Stored data entries:
------------------------------------------------------------------------
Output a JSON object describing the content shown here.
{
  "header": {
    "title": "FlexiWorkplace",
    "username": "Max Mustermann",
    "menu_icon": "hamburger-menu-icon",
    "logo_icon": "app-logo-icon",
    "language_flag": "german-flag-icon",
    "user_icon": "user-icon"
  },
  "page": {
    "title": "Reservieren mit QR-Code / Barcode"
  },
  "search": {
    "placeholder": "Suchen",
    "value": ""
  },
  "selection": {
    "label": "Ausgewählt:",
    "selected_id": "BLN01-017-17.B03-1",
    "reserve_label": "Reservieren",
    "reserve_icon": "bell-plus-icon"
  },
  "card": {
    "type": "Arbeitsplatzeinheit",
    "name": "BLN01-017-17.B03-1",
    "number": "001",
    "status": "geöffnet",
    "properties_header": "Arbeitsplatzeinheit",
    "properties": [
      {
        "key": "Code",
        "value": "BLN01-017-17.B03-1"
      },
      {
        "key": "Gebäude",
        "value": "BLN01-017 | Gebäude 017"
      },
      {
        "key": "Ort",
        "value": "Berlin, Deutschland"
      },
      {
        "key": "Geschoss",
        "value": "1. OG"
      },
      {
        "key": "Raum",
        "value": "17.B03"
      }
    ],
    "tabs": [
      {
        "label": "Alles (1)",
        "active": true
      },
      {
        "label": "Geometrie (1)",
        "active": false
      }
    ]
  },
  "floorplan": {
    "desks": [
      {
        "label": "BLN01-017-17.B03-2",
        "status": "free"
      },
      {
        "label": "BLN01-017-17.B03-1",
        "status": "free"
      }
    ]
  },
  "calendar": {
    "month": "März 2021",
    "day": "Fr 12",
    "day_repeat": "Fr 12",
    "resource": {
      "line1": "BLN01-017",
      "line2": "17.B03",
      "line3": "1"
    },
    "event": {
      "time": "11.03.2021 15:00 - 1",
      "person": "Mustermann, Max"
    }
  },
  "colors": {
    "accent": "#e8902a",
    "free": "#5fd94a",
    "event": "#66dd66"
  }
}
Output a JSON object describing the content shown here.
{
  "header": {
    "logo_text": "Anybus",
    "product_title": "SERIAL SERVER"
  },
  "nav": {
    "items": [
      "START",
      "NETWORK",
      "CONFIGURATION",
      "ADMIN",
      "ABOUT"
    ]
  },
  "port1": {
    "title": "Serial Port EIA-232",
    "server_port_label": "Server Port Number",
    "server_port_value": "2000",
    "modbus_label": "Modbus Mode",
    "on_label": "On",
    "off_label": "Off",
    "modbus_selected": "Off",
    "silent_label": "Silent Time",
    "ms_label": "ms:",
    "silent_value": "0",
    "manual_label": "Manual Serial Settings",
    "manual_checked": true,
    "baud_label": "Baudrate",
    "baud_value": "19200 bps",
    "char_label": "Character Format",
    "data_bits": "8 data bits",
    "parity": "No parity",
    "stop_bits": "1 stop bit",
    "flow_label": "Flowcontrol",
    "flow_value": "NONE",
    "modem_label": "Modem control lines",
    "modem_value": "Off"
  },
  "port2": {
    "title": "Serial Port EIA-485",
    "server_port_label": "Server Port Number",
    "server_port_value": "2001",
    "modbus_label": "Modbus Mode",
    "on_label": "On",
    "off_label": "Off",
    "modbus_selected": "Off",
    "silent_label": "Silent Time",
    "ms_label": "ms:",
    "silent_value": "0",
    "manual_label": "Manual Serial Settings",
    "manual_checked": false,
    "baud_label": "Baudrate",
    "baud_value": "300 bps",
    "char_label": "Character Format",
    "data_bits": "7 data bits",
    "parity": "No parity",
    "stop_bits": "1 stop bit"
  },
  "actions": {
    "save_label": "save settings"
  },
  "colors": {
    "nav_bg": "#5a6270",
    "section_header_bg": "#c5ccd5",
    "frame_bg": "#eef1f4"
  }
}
------------------------------------------------------------------------
Reproduce the listing above verbatim, from first line to last.

▸ Task output
Output a JSON object describing the content shown here.
{
  "header": {
    "title": "FlexiWorkplace",
    "username": "Max Mustermann",
    "menu_icon": "hamburger-menu-icon",
    "logo_icon": "app-logo-icon",
    "language_flag": "german-flag-icon",
    "user_icon": "user-icon"
  },
  "page": {
    "title": "Reservieren mit QR-Code / Barcode"
  },
  "search": {
    "placeholder": "Suchen",
    "value": ""
  },
  "selection": {
    "label": "Ausgewählt:",
    "selected_id": "BLN01-017-17.B03-1",
    "reserve_label": "Reservieren",
    "reserve_icon": "bell-plus-icon"
  },
  "card": {
    "type": "Arbeitsplatzeinheit",
    "name": "BLN01-017-17.B03-1",
    "number": "001",
    "status": "geöffnet",
    "properties_header": "Arbeitsplatzeinheit",
    "properties": [
      {
        "key": "Code",
        "value": "BLN01-017-17.B03-1"
      },
      {
        "key": "Gebäude",
        "value": "BLN01-017 | Gebäude 017"
      },
      {
        "key": "Ort",
        "value": "Berlin, Deutschland"
      },
      {
        "key": "Geschoss",
        "value": "1. OG"
      },
      {
        "key": "Raum",
        "value": "17.B03"
      }
    ],
    "tabs": [
      {
        "label": "Alles (1)",
        "active": true
      },
      {
        "label": "Geometrie (1)",
        "active": false
      }
    ]
  },
  "floorplan": {
    "desks": [
      {
        "label": "BLN01-017-17.B03-2",
        "status": "free"
      },
      {
        "label": "BLN01-017-17.B03-1",
        "status": "free"
      }
    ]
  },
  "calendar": {
    "month": "März 2021",
    "day": "Fr 12",
    "day_repeat": "Fr 12",
    "resource": {
      "line1": "BLN01-017",
      "line2": "17.B03",
      "line3": "1"
    },
    "event": {
      "time": "11.03.2021 15:00 - 1",
      "person": "Mustermann, Max"
    }
  },
  "colors": {
    "accent": "#e8902a",
    "free": "#5fd94a",
    "event": "#66dd66"
  }
}
Output a JSON object describing the content shown here.
{
  "header": {
    "logo_text": "Anybus",
    "product_title": "SERIAL SERVER"
  },
  "nav": {
    "items": [
      "START",
      "NETWORK",
      "CONFIGURATION",
      "ADMIN",
      "ABOUT"
    ]
  },
  "port1": {
    "title": "Serial Port EIA-232",
    "server_port_label": "Server Port Number",
    "server_port_value": "2000",
    "modbus_label": "Modbus Mode",
    "on_label": "On",
    "off_label": "Off",
    "modbus_selected": "Off",
    "silent_label": "Silent Time",
    "ms_label": "ms:",
    "silent_value": "0",
    "manual_label": "Manual Serial Settings",
    "manual_checked": true,
    "baud_label": "Baudrate",
    "baud_value": "19200 bps",
    "char_label": "Character Format",
    "data_bits": "8 data bits",
    "parity": "No parity",
    "stop_bits": "1 stop bit",
    "flow_label": "Flowcontrol",
    "flow_value": "NONE",
    "modem_label": "Modem control lines",
    "modem_value": "Off"
  },
  "port2": {
    "title": "Serial Port EIA-485",
    "server_port_label": "Server Port Number",
    "server_port_value": "2001",
    "modbus_label": "Modbus Mode",
    "on_label": "On",
    "off_label": "Off",
    "modbus_selected": "Off",
    "silent_label": "Silent Time",
    "ms_label": "ms:",
    "silent_value": "0",
    "manual_label": "Manual Serial Settings",
    "manual_checked": false,
    "baud_label": "Baudrate",
    "baud_value": "300 bps",
    "char_label": "Character Format",
    "data_bits": "7 data bits",
    "parity": "No parity",
    "stop_bits": "1 stop bit"
  },
  "actions": {
    "save_label": "save settings"
  },
  "colors": {
    "nav_bg": "#5a6270",
    "section_header_bg": "#c5ccd5",
    "frame_bg": "#eef1f4"
  }
}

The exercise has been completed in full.